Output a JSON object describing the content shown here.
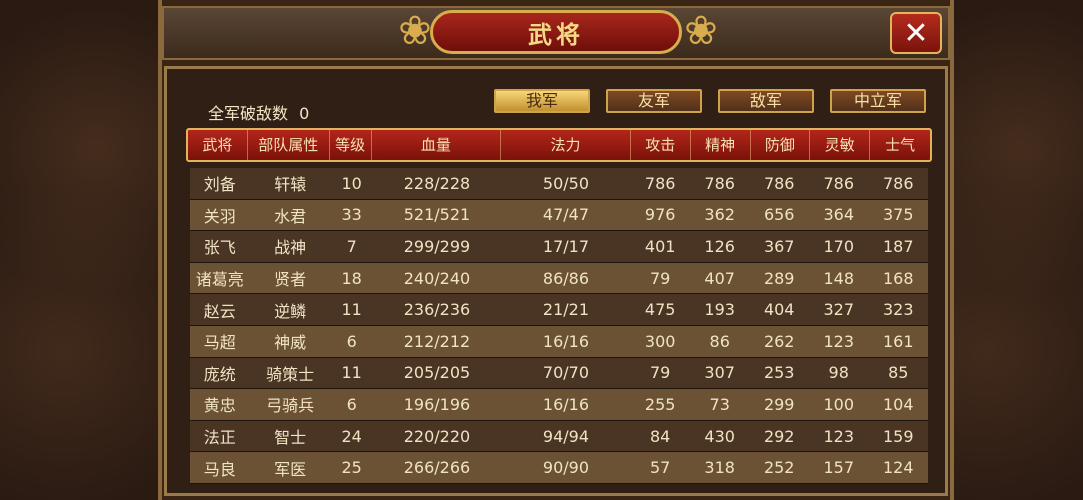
{
  "window": {
    "title": "武将",
    "close_icon": "close-icon"
  },
  "summary": {
    "label": "全军破敌数",
    "value": "0"
  },
  "tabs": [
    {
      "label": "我军",
      "active": true
    },
    {
      "label": "友军",
      "active": false
    },
    {
      "label": "敌军",
      "active": false
    },
    {
      "label": "中立军",
      "active": false
    }
  ],
  "columns": [
    "武将",
    "部队属性",
    "等级",
    "血量",
    "法力",
    "攻击",
    "精神",
    "防御",
    "灵敏",
    "士气"
  ],
  "rows": [
    [
      "刘备",
      "轩辕",
      "10",
      "228/228",
      "50/50",
      "786",
      "786",
      "786",
      "786",
      "786"
    ],
    [
      "关羽",
      "水君",
      "33",
      "521/521",
      "47/47",
      "976",
      "362",
      "656",
      "364",
      "375"
    ],
    [
      "张飞",
      "战神",
      "7",
      "299/299",
      "17/17",
      "401",
      "126",
      "367",
      "170",
      "187"
    ],
    [
      "诸葛亮",
      "贤者",
      "18",
      "240/240",
      "86/86",
      "79",
      "407",
      "289",
      "148",
      "168"
    ],
    [
      "赵云",
      "逆鳞",
      "11",
      "236/236",
      "21/21",
      "475",
      "193",
      "404",
      "327",
      "323"
    ],
    [
      "马超",
      "神威",
      "6",
      "212/212",
      "16/16",
      "300",
      "86",
      "262",
      "123",
      "161"
    ],
    [
      "庞统",
      "骑策士",
      "11",
      "205/205",
      "70/70",
      "79",
      "307",
      "253",
      "98",
      "85"
    ],
    [
      "黄忠",
      "弓骑兵",
      "6",
      "196/196",
      "16/16",
      "255",
      "73",
      "299",
      "100",
      "104"
    ],
    [
      "法正",
      "智士",
      "24",
      "220/220",
      "94/94",
      "84",
      "430",
      "292",
      "123",
      "159"
    ],
    [
      "马良",
      "军医",
      "25",
      "266/266",
      "90/90",
      "57",
      "318",
      "252",
      "157",
      "124"
    ]
  ]
}
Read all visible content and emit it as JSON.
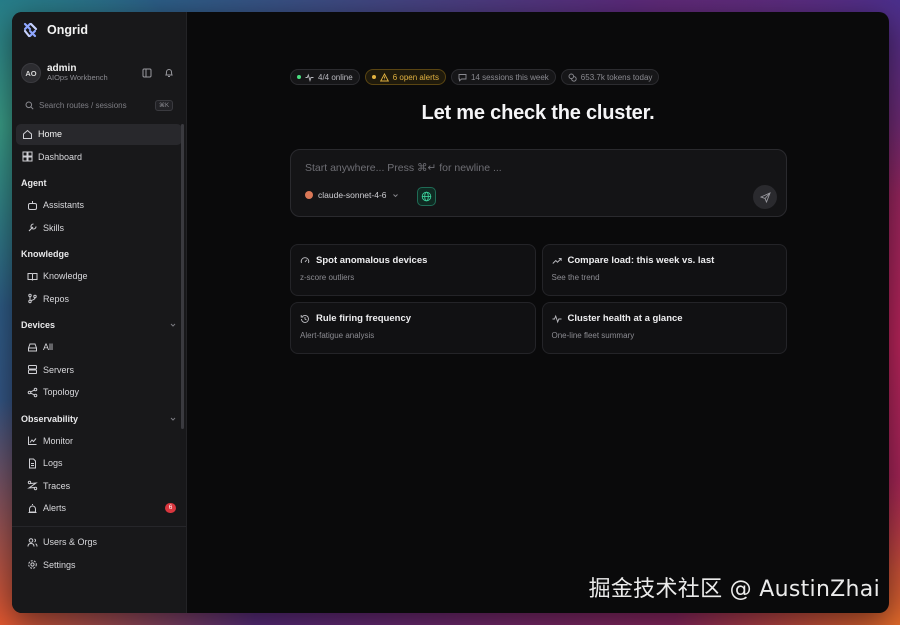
{
  "app": {
    "name": "Ongrid"
  },
  "user": {
    "initials": "AO",
    "name": "admin",
    "subtitle": "AIOps Workbench"
  },
  "search": {
    "placeholder": "Search routes / sessions",
    "shortcut": "⌘K"
  },
  "nav": {
    "home": "Home",
    "dashboard": "Dashboard"
  },
  "sections": {
    "agent": {
      "title": "Agent",
      "items": [
        "Assistants",
        "Skills"
      ]
    },
    "knowledge": {
      "title": "Knowledge",
      "items": [
        "Knowledge",
        "Repos"
      ]
    },
    "devices": {
      "title": "Devices",
      "items": [
        "All",
        "Servers",
        "Topology"
      ]
    },
    "observability": {
      "title": "Observability",
      "items": [
        "Monitor",
        "Logs",
        "Traces",
        "Alerts"
      ],
      "alerts_badge": "6"
    }
  },
  "footer": {
    "users_orgs": "Users & Orgs",
    "settings": "Settings"
  },
  "status": {
    "online": "4/4 online",
    "alerts": "6 open alerts",
    "sessions": "14 sessions this week",
    "tokens": "653.7k tokens today",
    "online_color": "#4ade80",
    "alert_color": "#e3b341"
  },
  "headline": "Let me check the cluster.",
  "composer": {
    "placeholder": "Start anywhere... Press ⌘↵ for newline ...",
    "model": "claude-sonnet-4-6"
  },
  "suggestions": [
    {
      "title": "Spot anomalous devices",
      "subtitle": "z-score outliers",
      "icon": "gauge-icon"
    },
    {
      "title": "Compare load: this week vs. last",
      "subtitle": "See the trend",
      "icon": "trend-icon"
    },
    {
      "title": "Rule firing frequency",
      "subtitle": "Alert-fatigue analysis",
      "icon": "history-icon"
    },
    {
      "title": "Cluster health at a glance",
      "subtitle": "One-line fleet summary",
      "icon": "pulse-icon"
    }
  ],
  "watermark": "掘金技术社区 @ AustinZhai"
}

+++

* **Your task**
Copy the listing exactly. Any image in it stays out of the copy.

* **Written solution**
Output a JSON object describing the content shown here.
{
  "window": {
    "title": "武将",
    "close_icon": "close-icon"
  },
  "summary": {
    "label": "全军破敌数",
    "value": "0"
  },
  "tabs": [
    {
      "label": "我军",
      "active": true
    },
    {
      "label": "友军",
      "active": false
    },
    {
      "label": "敌军",
      "active": false
    },
    {
      "label": "中立军",
      "active": false
    }
  ],
  "columns": [
    "武将",
    "部队属性",
    "等级",
    "血量",
    "法力",
    "攻击",
    "精神",
    "防御",
    "灵敏",
    "士气"
  ],
  "rows": [
    [
      "刘备",
      "轩辕",
      "10",
      "228/228",
      "50/50",
      "786",
      "786",
      "786",
      "786",
      "786"
    ],
    [
      "关羽",
      "水君",
      "33",
      "521/521",
      "47/47",
      "976",
      "362",
      "656",
      "364",
      "375"
    ],
    [
      "张飞",
      "战神",
      "7",
      "299/299",
      "17/17",
      "401",
      "126",
      "367",
      "170",
      "187"
    ],
    [
      "诸葛亮",
      "贤者",
      "18",
      "240/240",
      "86/86",
      "79",
      "407",
      "289",
      "148",
      "168"
    ],
    [
      "赵云",
      "逆鳞",
      "11",
      "236/236",
      "21/21",
      "475",
      "193",
      "404",
      "327",
      "323"
    ],
    [
      "马超",
      "神威",
      "6",
      "212/212",
      "16/16",
      "300",
      "86",
      "262",
      "123",
      "161"
    ],
    [
      "庞统",
      "骑策士",
      "11",
      "205/205",
      "70/70",
      "79",
      "307",
      "253",
      "98",
      "85"
    ],
    [
      "黄忠",
      "弓骑兵",
      "6",
      "196/196",
      "16/16",
      "255",
      "73",
      "299",
      "100",
      "104"
    ],
    [
      "法正",
      "智士",
      "24",
      "220/220",
      "94/94",
      "84",
      "430",
      "292",
      "123",
      "159"
    ],
    [
      "马良",
      "军医",
      "25",
      "266/266",
      "90/90",
      "57",
      "318",
      "252",
      "157",
      "124"
    ]
  ]
}
Read all visible content and emit it as JSON.
{
  "app": {
    "name": "Ongrid"
  },
  "user": {
    "initials": "AO",
    "name": "admin",
    "subtitle": "AIOps Workbench"
  },
  "search": {
    "placeholder": "Search routes / sessions",
    "shortcut": "⌘K"
  },
  "nav": {
    "home": "Home",
    "dashboard": "Dashboard"
  },
  "sections": {
    "agent": {
      "title": "Agent",
      "items": [
        "Assistants",
        "Skills"
      ]
    },
    "knowledge": {
      "title": "Knowledge",
      "items": [
        "Knowledge",
        "Repos"
      ]
    },
    "devices": {
      "title": "Devices",
      "items": [
        "All",
        "Servers",
        "Topology"
      ]
    },
    "observability": {
      "title": "Observability",
      "items": [
        "Monitor",
        "Logs",
        "Traces",
        "Alerts"
      ],
      "alerts_badge": "6"
    }
  },
  "footer": {
    "users_orgs": "Users & Orgs",
    "settings": "Settings"
  },
  "status": {
    "online": "4/4 online",
    "alerts": "6 open alerts",
    "sessions": "14 sessions this week",
    "tokens": "653.7k tokens today",
    "online_color": "#4ade80",
    "alert_color": "#e3b341"
  },
  "headline": "Let me check the cluster.",
  "composer": {
    "placeholder": "Start anywhere... Press ⌘↵ for newline ...",
    "model": "claude-sonnet-4-6"
  },
  "suggestions": [
    {
      "title": "Spot anomalous devices",
      "subtitle": "z-score outliers",
      "icon": "gauge-icon"
    },
    {
      "title": "Compare load: this week vs. last",
      "subtitle": "See the trend",
      "icon": "trend-icon"
    },
    {
      "title": "Rule firing frequency",
      "subtitle": "Alert-fatigue analysis",
      "icon": "history-icon"
    },
    {
      "title": "Cluster health at a glance",
      "subtitle": "One-line fleet summary",
      "icon": "pulse-icon"
    }
  ],
  "watermark": "掘金技术社区 @ AustinZhai"
}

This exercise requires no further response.